> [Aim of the exercise]: Copy every line below word for word, leaving out the pictures.

================

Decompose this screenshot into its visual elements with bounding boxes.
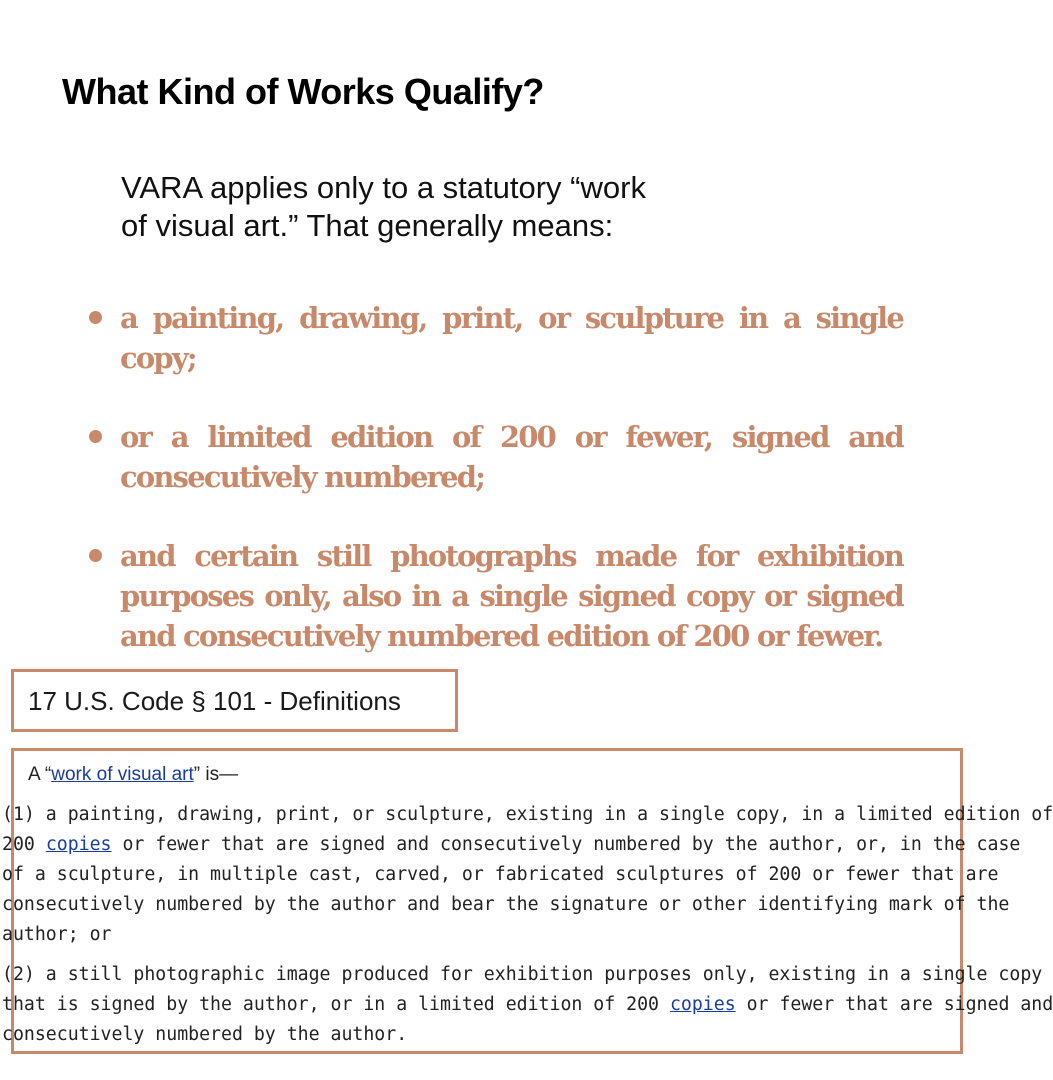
- work-of-visual-art-link[interactable]: work of visual art: [51, 764, 194, 785]
- definition-line: consecutively numbered by the author.: [2, 1024, 408, 1045]
- page-title: What Kind of Works Qualify?: [62, 71, 544, 112]
- definition-line: of a sculpture, in multiple cast, carved, or fabricated sculptures of 200 or fewer that are: [2, 864, 999, 885]
- list-item: [88, 417, 903, 497]
- definition-lead: [28, 763, 238, 787]
- code-title: 17 U.S. Code § 101 - Definitions: [28, 686, 401, 716]
- definition-lead-suffix: ” is—: [193, 764, 239, 785]
- list-item: [88, 536, 903, 656]
- bullet-dot-icon: [89, 311, 102, 324]
- definition-line-suffix: or fewer that are signed and consecutively numbered by the author, or, in the case: [111, 834, 1021, 855]
- list-item: [88, 298, 903, 378]
- bullet-dot-icon: [89, 430, 102, 443]
- definition-line-prefix: 200: [2, 834, 46, 855]
- list-item-text: or a limited edition of 200 or fewer, signed and consecutively numbered;: [120, 420, 903, 494]
- definition-box: [2, 748, 1053, 1054]
- bullet-dot-icon: [89, 549, 102, 562]
- definition-lead-prefix: A “: [28, 764, 52, 785]
- definition-line: (2) a still photographic image produced for exhibition purposes only, existing in a single copy: [2, 964, 1043, 985]
- copies-link[interactable]: copies: [45, 834, 112, 855]
- code-title-box: [11, 669, 458, 732]
- definition-paragraph-2: [2, 960, 1053, 1050]
- intro-text: [121, 169, 761, 245]
- definition-line: (1) a painting, drawing, print, or sculpture, existing in a single copy, in a limited edition of: [2, 804, 1053, 825]
- intro-line-1: VARA applies only to a statutory “work: [121, 170, 646, 205]
- qualifying-works-list: [88, 298, 903, 656]
- intro-line-2: of visual art.” That generally means:: [121, 208, 614, 243]
- list-item-text: and certain still photographs made for exhibition purposes only, also in a single signed copy or signed and consecutively numbered edition of 200 or fewer.: [120, 539, 903, 653]
- list-item-text: a painting, drawing, print, or sculpture in a single copy;: [120, 301, 903, 375]
- definition-line-suffix: or fewer that are signed and: [735, 994, 1053, 1015]
- definition-line-prefix: that is signed by the author, or in a limited edition of 200: [2, 994, 670, 1015]
- definition-paragraph-1: [2, 800, 1053, 950]
- definition-line: consecutively numbered by the author and bear the signature or other identifying mark of the: [2, 894, 1010, 915]
- copies-link[interactable]: copies: [669, 994, 736, 1015]
- definition-line: author; or: [2, 924, 112, 945]
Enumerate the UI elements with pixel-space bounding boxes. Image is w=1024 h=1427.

================

> [Completed exercise]:
Decompose this screenshot into its visual elements with bounding boxes.
- work-of-visual-art-link[interactable]: work of visual art: [51, 764, 194, 785]
- definition-line: consecutively numbered by the author.: [2, 1024, 408, 1045]
- page-title: What Kind of Works Qualify?: [62, 71, 544, 112]
- definition-line: of a sculpture, in multiple cast, carved, or fabricated sculptures of 200 or fewer that are: [2, 864, 999, 885]
- list-item: [88, 417, 903, 497]
- definition-lead: [28, 763, 238, 787]
- code-title: 17 U.S. Code § 101 - Definitions: [28, 686, 401, 716]
- definition-lead-suffix: ” is—: [193, 764, 239, 785]
- list-item: [88, 536, 903, 656]
- bullet-dot-icon: [89, 311, 102, 324]
- definition-line-suffix: or fewer that are signed and consecutively numbered by the author, or, in the case: [111, 834, 1021, 855]
- list-item: [88, 298, 903, 378]
- bullet-dot-icon: [89, 430, 102, 443]
- definition-line-prefix: 200: [2, 834, 46, 855]
- list-item-text: or a limited edition of 200 or fewer, signed and consecutively numbered;: [120, 420, 903, 494]
- definition-box: [2, 748, 1053, 1054]
- bullet-dot-icon: [89, 549, 102, 562]
- definition-lead-prefix: A “: [28, 764, 52, 785]
- definition-line: (2) a still photographic image produced for exhibition purposes only, existing in a single copy: [2, 964, 1043, 985]
- copies-link[interactable]: copies: [45, 834, 112, 855]
- code-title-box: [11, 669, 458, 732]
- definition-paragraph-2: [2, 960, 1053, 1050]
- intro-text: [121, 169, 761, 245]
- definition-line: (1) a painting, drawing, print, or sculpture, existing in a single copy, in a limited edition of: [2, 804, 1053, 825]
- intro-line-1: VARA applies only to a statutory “work: [121, 170, 646, 205]
- qualifying-works-list: [88, 298, 903, 656]
- intro-line-2: of visual art.” That generally means:: [121, 208, 614, 243]
- list-item-text: and certain still photographs made for exhibition purposes only, also in a single signed copy or signed and consecutively numbered edition of 200 or fewer.: [120, 539, 903, 653]
- list-item-text: a painting, drawing, print, or sculpture in a single copy;: [120, 301, 903, 375]
- definition-line-suffix: or fewer that are signed and: [735, 994, 1053, 1015]
- definition-line-prefix: that is signed by the author, or in a limited edition of 200: [2, 994, 670, 1015]
- definition-paragraph-1: [2, 800, 1053, 950]
- definition-line: consecutively numbered by the author and bear the signature or other identifying mark of the: [2, 894, 1010, 915]
- copies-link[interactable]: copies: [669, 994, 736, 1015]
- definition-line: author; or: [2, 924, 112, 945]
Enumerate the UI elements with pixel-space bounding boxes. Image is w=1024 h=1427.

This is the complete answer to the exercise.